▶ [REQUIREMENTS]
The records below must be copied in full; omit the images.

═════ DATA TO PROCESS ═════

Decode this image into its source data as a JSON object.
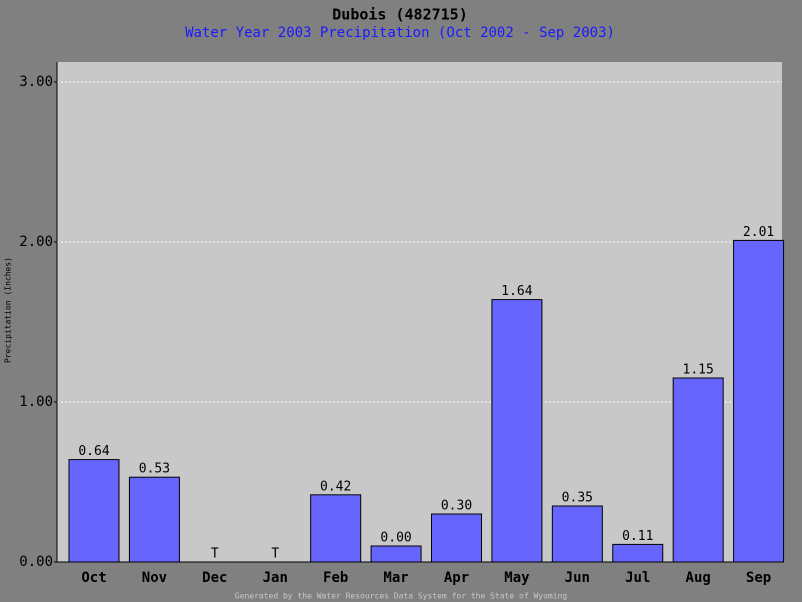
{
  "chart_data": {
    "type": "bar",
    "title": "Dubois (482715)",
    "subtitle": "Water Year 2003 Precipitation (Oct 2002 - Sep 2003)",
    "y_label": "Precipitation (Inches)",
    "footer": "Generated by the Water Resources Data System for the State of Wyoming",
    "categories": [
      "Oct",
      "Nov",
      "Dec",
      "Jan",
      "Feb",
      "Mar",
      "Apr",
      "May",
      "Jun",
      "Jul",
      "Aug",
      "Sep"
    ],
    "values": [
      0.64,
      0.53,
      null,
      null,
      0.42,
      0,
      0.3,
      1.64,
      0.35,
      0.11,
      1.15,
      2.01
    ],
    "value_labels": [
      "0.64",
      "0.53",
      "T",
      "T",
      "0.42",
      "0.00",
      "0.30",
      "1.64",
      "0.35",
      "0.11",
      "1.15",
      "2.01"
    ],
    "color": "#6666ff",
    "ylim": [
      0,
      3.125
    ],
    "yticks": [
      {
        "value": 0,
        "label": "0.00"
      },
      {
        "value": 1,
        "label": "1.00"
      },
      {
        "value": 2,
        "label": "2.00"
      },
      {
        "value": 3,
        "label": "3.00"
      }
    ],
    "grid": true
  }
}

═════

▶ [WORKED SOLUTION]
Decode this image into its source data as a JSON object.
{
  "chart_data": {
    "type": "bar",
    "title": "Dubois (482715)",
    "subtitle": "Water Year 2003 Precipitation (Oct 2002 - Sep 2003)",
    "y_label": "Precipitation (Inches)",
    "footer": "Generated by the Water Resources Data System for the State of Wyoming",
    "categories": [
      "Oct",
      "Nov",
      "Dec",
      "Jan",
      "Feb",
      "Mar",
      "Apr",
      "May",
      "Jun",
      "Jul",
      "Aug",
      "Sep"
    ],
    "values": [
      0.64,
      0.53,
      null,
      null,
      0.42,
      0,
      0.3,
      1.64,
      0.35,
      0.11,
      1.15,
      2.01
    ],
    "value_labels": [
      "0.64",
      "0.53",
      "T",
      "T",
      "0.42",
      "0.00",
      "0.30",
      "1.64",
      "0.35",
      "0.11",
      "1.15",
      "2.01"
    ],
    "color": "#6666ff",
    "ylim": [
      0,
      3.125
    ],
    "yticks": [
      {
        "value": 0,
        "label": "0.00"
      },
      {
        "value": 1,
        "label": "1.00"
      },
      {
        "value": 2,
        "label": "2.00"
      },
      {
        "value": 3,
        "label": "3.00"
      }
    ],
    "grid": true
  }
}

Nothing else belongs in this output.